__Objective__:
Copy each line of the entries that contains the word "normal".
____ Input rows
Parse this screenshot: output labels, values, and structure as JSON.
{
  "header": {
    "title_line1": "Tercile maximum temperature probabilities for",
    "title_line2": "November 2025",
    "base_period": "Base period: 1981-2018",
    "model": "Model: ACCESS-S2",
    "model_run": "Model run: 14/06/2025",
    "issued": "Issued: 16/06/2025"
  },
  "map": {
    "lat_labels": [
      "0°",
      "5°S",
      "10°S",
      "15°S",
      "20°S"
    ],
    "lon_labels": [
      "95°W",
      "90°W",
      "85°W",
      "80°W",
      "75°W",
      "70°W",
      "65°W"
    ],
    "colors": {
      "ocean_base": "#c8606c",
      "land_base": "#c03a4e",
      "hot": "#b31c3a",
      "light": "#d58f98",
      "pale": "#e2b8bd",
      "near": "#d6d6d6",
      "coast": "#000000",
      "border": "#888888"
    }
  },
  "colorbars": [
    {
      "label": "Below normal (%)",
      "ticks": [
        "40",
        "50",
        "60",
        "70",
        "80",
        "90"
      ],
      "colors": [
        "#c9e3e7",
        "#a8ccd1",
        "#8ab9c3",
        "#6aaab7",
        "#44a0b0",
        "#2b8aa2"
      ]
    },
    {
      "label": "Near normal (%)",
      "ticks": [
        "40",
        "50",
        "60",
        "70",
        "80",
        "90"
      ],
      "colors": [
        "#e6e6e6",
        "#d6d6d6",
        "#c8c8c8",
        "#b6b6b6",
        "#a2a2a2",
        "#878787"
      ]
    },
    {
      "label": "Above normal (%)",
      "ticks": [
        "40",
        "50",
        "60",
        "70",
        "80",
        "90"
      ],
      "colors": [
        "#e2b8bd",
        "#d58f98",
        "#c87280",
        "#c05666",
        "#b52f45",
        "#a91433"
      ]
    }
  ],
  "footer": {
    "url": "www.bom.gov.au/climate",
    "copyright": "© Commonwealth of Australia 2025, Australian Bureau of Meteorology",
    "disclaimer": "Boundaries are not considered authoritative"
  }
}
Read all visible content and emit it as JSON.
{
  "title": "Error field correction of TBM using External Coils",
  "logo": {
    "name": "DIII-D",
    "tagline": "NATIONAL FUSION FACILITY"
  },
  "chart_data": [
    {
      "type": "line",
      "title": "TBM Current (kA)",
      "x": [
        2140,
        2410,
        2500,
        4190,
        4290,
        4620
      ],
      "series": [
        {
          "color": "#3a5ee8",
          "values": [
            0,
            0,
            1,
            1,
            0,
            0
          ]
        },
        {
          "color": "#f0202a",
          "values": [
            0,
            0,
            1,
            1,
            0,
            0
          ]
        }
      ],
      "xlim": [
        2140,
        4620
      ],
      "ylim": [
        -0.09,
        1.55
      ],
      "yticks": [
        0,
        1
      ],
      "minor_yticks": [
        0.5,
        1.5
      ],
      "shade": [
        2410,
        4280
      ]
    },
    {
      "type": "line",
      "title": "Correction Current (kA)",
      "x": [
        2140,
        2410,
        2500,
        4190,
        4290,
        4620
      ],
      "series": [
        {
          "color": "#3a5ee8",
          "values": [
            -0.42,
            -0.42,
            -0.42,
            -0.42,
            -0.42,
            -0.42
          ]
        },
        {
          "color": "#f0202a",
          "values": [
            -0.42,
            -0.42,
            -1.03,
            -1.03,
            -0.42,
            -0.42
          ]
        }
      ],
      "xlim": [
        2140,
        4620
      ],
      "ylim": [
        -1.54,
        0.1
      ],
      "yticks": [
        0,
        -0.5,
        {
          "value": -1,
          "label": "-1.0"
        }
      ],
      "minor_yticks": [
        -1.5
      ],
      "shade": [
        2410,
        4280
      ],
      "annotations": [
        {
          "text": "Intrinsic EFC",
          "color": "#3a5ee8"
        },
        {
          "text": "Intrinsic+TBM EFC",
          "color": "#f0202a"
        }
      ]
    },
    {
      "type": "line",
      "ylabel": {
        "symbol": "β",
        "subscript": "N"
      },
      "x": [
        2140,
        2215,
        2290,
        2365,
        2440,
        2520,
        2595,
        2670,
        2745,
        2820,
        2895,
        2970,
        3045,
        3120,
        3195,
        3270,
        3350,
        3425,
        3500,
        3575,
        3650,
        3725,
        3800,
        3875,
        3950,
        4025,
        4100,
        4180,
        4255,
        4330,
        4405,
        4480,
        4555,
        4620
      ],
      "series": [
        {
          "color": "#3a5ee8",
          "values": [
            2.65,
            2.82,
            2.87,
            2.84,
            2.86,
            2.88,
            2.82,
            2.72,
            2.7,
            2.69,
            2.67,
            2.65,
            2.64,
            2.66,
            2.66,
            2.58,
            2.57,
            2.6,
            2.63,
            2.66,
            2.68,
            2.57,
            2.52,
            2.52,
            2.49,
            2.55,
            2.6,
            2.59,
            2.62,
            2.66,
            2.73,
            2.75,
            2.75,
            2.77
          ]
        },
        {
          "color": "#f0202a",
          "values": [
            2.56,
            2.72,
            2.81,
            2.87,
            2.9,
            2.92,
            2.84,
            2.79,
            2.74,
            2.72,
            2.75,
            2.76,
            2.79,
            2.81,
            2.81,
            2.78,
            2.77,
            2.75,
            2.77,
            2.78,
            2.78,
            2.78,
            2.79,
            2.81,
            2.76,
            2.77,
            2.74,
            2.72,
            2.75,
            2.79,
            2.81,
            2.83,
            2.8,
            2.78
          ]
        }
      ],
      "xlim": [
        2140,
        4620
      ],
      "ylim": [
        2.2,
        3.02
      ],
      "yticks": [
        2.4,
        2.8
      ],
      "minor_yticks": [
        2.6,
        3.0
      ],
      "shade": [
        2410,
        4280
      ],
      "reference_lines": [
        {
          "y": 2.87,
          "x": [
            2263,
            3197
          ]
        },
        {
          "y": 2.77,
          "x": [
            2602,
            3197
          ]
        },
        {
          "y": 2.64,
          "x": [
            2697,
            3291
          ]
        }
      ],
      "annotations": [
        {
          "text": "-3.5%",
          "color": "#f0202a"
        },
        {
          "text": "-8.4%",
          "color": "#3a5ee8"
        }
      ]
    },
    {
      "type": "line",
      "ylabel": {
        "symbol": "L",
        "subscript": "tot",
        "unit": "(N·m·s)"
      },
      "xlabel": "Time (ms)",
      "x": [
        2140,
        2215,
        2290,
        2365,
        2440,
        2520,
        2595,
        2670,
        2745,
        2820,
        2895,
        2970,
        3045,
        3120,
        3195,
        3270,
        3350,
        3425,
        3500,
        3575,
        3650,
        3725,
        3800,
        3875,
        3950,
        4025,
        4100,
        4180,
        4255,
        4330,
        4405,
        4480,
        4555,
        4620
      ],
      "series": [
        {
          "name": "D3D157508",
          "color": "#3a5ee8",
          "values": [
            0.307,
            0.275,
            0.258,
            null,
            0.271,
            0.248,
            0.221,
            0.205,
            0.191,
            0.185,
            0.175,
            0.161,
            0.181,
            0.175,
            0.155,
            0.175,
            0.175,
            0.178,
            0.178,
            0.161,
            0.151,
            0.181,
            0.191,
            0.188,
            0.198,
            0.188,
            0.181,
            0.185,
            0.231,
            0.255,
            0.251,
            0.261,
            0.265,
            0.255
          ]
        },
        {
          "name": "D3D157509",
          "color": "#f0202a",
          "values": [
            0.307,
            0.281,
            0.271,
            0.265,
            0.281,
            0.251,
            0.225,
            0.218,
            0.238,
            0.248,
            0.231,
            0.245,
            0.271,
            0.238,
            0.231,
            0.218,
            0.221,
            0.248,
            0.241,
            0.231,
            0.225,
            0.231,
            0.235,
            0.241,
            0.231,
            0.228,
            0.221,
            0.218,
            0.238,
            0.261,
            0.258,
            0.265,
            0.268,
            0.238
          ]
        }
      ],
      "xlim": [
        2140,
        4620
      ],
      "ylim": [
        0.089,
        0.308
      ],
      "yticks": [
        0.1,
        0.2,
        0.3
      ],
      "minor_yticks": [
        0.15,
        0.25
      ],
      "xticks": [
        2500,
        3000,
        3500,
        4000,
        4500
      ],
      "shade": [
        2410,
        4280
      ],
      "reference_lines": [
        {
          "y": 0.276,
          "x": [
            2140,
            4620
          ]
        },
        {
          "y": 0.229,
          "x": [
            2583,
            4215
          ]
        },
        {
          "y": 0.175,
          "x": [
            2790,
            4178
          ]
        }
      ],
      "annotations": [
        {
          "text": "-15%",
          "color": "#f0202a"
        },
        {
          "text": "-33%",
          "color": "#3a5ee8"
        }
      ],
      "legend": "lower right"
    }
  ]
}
________
__Answer to this problem__:
      "label": "Below normal (%)",
      "label": "Near normal (%)",
      "label": "Above normal (%)",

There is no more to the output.